> Your task
Copy out every row below verbatim, with no alteration.
--- start Input for this task ---
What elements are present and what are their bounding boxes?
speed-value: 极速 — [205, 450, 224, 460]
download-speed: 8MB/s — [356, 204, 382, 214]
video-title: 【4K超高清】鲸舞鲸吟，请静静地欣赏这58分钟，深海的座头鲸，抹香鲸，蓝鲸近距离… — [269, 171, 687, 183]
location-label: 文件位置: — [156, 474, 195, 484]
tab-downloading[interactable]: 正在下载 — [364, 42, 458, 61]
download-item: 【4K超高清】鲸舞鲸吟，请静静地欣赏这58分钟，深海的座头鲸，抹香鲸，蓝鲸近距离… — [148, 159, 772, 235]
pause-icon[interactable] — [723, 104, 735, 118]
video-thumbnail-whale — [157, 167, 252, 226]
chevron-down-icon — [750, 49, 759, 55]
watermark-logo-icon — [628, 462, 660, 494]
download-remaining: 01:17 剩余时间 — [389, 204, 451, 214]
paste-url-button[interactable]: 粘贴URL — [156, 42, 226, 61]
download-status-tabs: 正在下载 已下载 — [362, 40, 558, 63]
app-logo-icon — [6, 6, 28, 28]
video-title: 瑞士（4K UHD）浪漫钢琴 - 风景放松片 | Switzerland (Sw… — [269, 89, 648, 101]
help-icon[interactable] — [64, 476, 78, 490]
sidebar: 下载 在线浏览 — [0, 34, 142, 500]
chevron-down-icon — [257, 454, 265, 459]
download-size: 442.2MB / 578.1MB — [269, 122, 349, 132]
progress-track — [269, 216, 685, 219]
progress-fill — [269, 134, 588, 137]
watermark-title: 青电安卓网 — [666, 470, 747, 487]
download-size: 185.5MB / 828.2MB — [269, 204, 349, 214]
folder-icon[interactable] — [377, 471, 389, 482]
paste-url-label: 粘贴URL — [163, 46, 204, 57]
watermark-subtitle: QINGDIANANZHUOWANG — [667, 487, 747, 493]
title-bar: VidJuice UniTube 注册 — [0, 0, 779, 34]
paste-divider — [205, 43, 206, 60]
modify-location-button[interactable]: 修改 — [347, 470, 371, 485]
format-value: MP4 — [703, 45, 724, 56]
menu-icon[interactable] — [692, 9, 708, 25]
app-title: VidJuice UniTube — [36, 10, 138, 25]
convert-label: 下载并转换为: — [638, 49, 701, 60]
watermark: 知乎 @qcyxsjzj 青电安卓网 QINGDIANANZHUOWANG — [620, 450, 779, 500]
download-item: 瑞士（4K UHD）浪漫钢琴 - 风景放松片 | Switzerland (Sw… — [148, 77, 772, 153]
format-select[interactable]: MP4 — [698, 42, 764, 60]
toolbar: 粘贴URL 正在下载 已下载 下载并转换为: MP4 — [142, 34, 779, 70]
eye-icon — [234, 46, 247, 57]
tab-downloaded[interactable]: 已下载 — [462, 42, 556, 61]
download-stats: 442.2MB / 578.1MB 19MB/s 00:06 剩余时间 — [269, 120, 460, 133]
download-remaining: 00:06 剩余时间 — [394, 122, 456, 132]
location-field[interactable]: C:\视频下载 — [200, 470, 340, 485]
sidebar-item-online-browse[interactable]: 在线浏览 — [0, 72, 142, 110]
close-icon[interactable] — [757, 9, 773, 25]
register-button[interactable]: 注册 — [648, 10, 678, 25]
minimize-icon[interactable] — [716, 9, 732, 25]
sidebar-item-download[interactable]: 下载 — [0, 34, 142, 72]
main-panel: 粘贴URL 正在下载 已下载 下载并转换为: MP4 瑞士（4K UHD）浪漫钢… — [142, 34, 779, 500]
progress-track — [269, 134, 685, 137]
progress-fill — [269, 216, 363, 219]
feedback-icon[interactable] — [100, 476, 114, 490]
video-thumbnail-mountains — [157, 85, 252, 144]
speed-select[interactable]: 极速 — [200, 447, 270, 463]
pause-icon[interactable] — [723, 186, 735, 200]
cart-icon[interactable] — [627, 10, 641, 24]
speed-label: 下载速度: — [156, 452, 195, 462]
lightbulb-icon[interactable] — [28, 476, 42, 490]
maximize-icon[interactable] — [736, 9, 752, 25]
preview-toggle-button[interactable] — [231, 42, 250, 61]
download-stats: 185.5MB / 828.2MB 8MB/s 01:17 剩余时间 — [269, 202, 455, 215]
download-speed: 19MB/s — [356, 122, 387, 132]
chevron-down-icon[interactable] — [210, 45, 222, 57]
--- end Input for this task ---
> Solution for this task
What elements are present and what are their bounding boxes?
speed-value: 极速 — [205, 450, 224, 460]
download-speed: 8MB/s — [356, 204, 382, 214]
video-title: 【4K超高清】鲸舞鲸吟，请静静地欣赏这58分钟，深海的座头鲸，抹香鲸，蓝鲸近距离… — [269, 171, 687, 183]
location-label: 文件位置: — [156, 474, 195, 484]
tab-downloading[interactable]: 正在下载 — [364, 42, 458, 61]
download-item: 【4K超高清】鲸舞鲸吟，请静静地欣赏这58分钟，深海的座头鲸，抹香鲸，蓝鲸近距离… — [148, 159, 772, 235]
pause-icon[interactable] — [723, 104, 735, 118]
video-thumbnail-whale — [157, 167, 252, 226]
chevron-down-icon — [750, 49, 759, 55]
watermark-logo-icon — [628, 462, 660, 494]
download-remaining: 01:17 剩余时间 — [389, 204, 451, 214]
paste-url-button[interactable]: 粘贴URL — [156, 42, 226, 61]
download-status-tabs: 正在下载 已下载 — [362, 40, 558, 63]
app-logo-icon — [6, 6, 28, 28]
video-title: 瑞士（4K UHD）浪漫钢琴 - 风景放松片 | Switzerland (Sw… — [269, 89, 648, 101]
help-icon[interactable] — [64, 476, 78, 490]
sidebar: 下载 在线浏览 — [0, 34, 142, 500]
chevron-down-icon — [257, 454, 265, 459]
download-size: 442.2MB / 578.1MB — [269, 122, 349, 132]
progress-track — [269, 216, 685, 219]
progress-fill — [269, 134, 588, 137]
watermark-title: 青电安卓网 — [666, 470, 747, 487]
download-size: 185.5MB / 828.2MB — [269, 204, 349, 214]
folder-icon[interactable] — [377, 471, 389, 482]
paste-url-label: 粘贴URL — [163, 46, 204, 57]
watermark-subtitle: QINGDIANANZHUOWANG — [667, 487, 747, 493]
title-bar: VidJuice UniTube 注册 — [0, 0, 779, 34]
paste-divider — [205, 43, 206, 60]
modify-location-button[interactable]: 修改 — [347, 470, 371, 485]
format-value: MP4 — [703, 45, 724, 56]
menu-icon[interactable] — [692, 9, 708, 25]
app-title: VidJuice UniTube — [36, 10, 138, 25]
convert-label: 下载并转换为: — [638, 49, 701, 60]
watermark: 知乎 @qcyxsjzj 青电安卓网 QINGDIANANZHUOWANG — [620, 450, 779, 500]
download-item: 瑞士（4K UHD）浪漫钢琴 - 风景放松片 | Switzerland (Sw… — [148, 77, 772, 153]
format-select[interactable]: MP4 — [698, 42, 764, 60]
toolbar: 粘贴URL 正在下载 已下载 下载并转换为: MP4 — [142, 34, 779, 70]
eye-icon — [234, 46, 247, 57]
tab-downloaded[interactable]: 已下载 — [462, 42, 556, 61]
download-stats: 442.2MB / 578.1MB 19MB/s 00:06 剩余时间 — [269, 120, 460, 133]
download-remaining: 00:06 剩余时间 — [394, 122, 456, 132]
location-field[interactable]: C:\视频下载 — [200, 470, 340, 485]
sidebar-item-online-browse[interactable]: 在线浏览 — [0, 72, 142, 110]
close-icon[interactable] — [757, 9, 773, 25]
register-button[interactable]: 注册 — [648, 10, 678, 25]
minimize-icon[interactable] — [716, 9, 732, 25]
sidebar-item-download[interactable]: 下载 — [0, 34, 142, 72]
main-panel: 粘贴URL 正在下载 已下载 下载并转换为: MP4 瑞士（4K UHD）浪漫钢… — [142, 34, 779, 500]
progress-track — [269, 134, 685, 137]
progress-fill — [269, 216, 363, 219]
feedback-icon[interactable] — [100, 476, 114, 490]
video-thumbnail-mountains — [157, 85, 252, 144]
speed-select[interactable]: 极速 — [200, 447, 270, 463]
pause-icon[interactable] — [723, 186, 735, 200]
cart-icon[interactable] — [627, 10, 641, 24]
speed-label: 下载速度: — [156, 452, 195, 462]
lightbulb-icon[interactable] — [28, 476, 42, 490]
maximize-icon[interactable] — [736, 9, 752, 25]
preview-toggle-button[interactable] — [231, 42, 250, 61]
download-stats: 185.5MB / 828.2MB 8MB/s 01:17 剩余时间 — [269, 202, 455, 215]
download-speed: 19MB/s — [356, 122, 387, 132]
chevron-down-icon[interactable] — [210, 45, 222, 57]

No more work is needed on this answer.